## Set task
Gather all lines in the entries that include the word "about".

[START OF The input]

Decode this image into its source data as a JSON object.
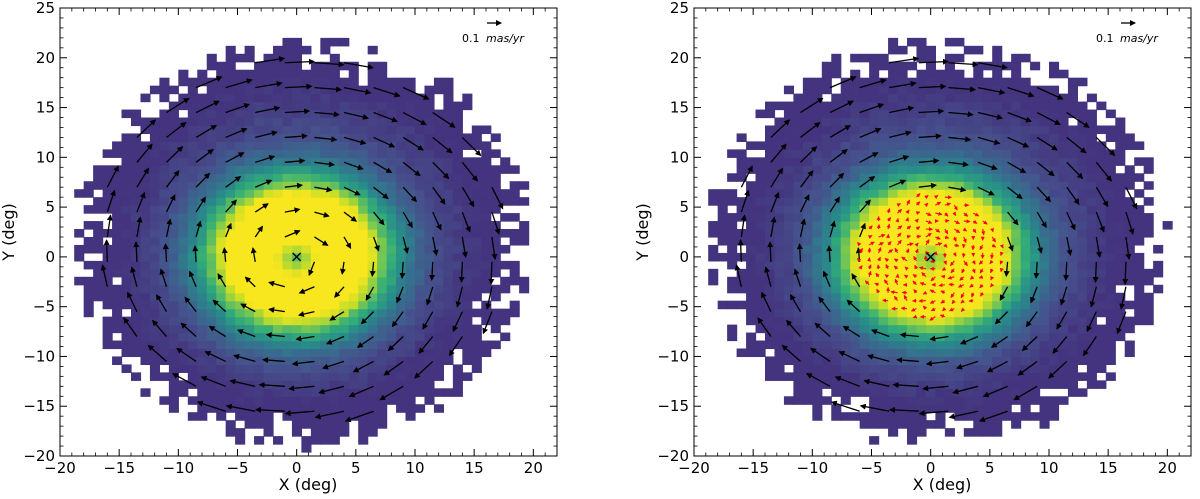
{
  "colors": {
    "density_low": "#44357e",
    "density_mid": "#2a8c8a",
    "density_high": "#f5e51c",
    "arrow": "#000000",
    "arrow_red": "#ff0000",
    "center_marker": "#000000"
  },
  "chart_data": [
    {
      "type": "scatter",
      "subtype": "density-histogram-with-proper-motion-vectors",
      "xlabel": "X (deg)",
      "ylabel": "Y (deg)",
      "xlim": [
        -20,
        22
      ],
      "ylim": [
        -20,
        25
      ],
      "xticks": [
        "−20",
        "−15",
        "−10",
        "−5",
        "0",
        "5",
        "10",
        "15",
        "20"
      ],
      "yticks": [
        "−20",
        "−15",
        "−10",
        "−5",
        "0",
        "5",
        "10",
        "15",
        "20",
        "25"
      ],
      "scale_text": "0.1",
      "scale_unit": "mas/yr",
      "scale_value_masyr": 0.1,
      "center_marker": [
        0,
        0
      ],
      "vector_field": "clockwise rotation about the center with outward motion toward the lower-right",
      "red_vectors_region": null,
      "grid": false
    },
    {
      "type": "scatter",
      "subtype": "density-histogram-with-proper-motion-vectors",
      "xlabel": "X (deg)",
      "ylabel": "Y (deg)",
      "xlim": [
        -20,
        22
      ],
      "ylim": [
        -20,
        25
      ],
      "xticks": [
        "−20",
        "−15",
        "−10",
        "−5",
        "0",
        "5",
        "10",
        "15",
        "20"
      ],
      "yticks": [
        "−20",
        "−15",
        "−10",
        "−5",
        "0",
        "5",
        "10",
        "15",
        "20",
        "25"
      ],
      "scale_text": "0.1",
      "scale_unit": "mas/yr",
      "scale_value_masyr": 0.1,
      "center_marker": [
        0,
        0
      ],
      "vector_field": "clockwise rotation about the center; small red vectors in the inner region",
      "red_vectors_region": [
        [
          -6,
          6
        ],
        [
          -6,
          6
        ]
      ],
      "grid": false
    }
  ]
}
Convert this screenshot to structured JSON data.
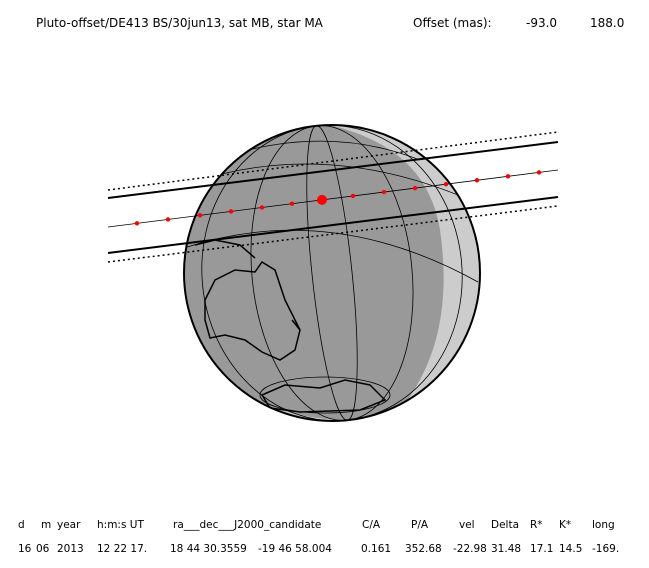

[END OF The input]

## Response for this exercise
      "vector_field": "clockwise rotation about the center with outward motion toward the lower-right",
      "vector_field": "clockwise rotation about the center; small red vectors in the inner region",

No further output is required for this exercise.